## Challenge
Give the number of lines containing "Moment" in this listing, with no other words.

## Data listing
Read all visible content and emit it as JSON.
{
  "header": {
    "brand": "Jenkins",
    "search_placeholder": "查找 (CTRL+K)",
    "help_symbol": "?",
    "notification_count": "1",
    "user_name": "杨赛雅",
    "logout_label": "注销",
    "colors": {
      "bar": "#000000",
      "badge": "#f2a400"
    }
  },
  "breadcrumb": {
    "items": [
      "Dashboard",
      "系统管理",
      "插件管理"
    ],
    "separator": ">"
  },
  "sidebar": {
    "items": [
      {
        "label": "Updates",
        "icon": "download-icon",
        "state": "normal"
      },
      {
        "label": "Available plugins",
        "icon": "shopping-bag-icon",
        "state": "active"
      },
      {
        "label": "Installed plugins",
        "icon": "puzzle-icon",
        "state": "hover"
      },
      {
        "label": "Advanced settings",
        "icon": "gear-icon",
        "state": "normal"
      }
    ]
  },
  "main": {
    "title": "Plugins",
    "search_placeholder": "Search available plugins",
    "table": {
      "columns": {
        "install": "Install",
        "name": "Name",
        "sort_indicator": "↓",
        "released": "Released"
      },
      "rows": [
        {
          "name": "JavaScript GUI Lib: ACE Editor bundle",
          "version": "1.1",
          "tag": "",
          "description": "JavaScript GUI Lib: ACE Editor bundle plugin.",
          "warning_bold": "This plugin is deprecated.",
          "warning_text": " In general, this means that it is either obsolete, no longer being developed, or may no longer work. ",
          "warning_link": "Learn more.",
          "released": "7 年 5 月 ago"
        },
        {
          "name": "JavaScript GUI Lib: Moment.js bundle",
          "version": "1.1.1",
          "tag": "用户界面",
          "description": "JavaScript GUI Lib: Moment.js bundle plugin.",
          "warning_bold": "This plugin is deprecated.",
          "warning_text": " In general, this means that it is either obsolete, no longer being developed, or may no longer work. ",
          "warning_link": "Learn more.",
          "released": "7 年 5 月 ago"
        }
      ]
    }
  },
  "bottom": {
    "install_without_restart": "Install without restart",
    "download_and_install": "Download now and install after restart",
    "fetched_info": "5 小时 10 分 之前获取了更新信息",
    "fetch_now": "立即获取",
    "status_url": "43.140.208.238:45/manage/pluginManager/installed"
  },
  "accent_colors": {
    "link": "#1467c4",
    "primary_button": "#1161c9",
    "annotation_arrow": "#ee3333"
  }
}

## Solution below
2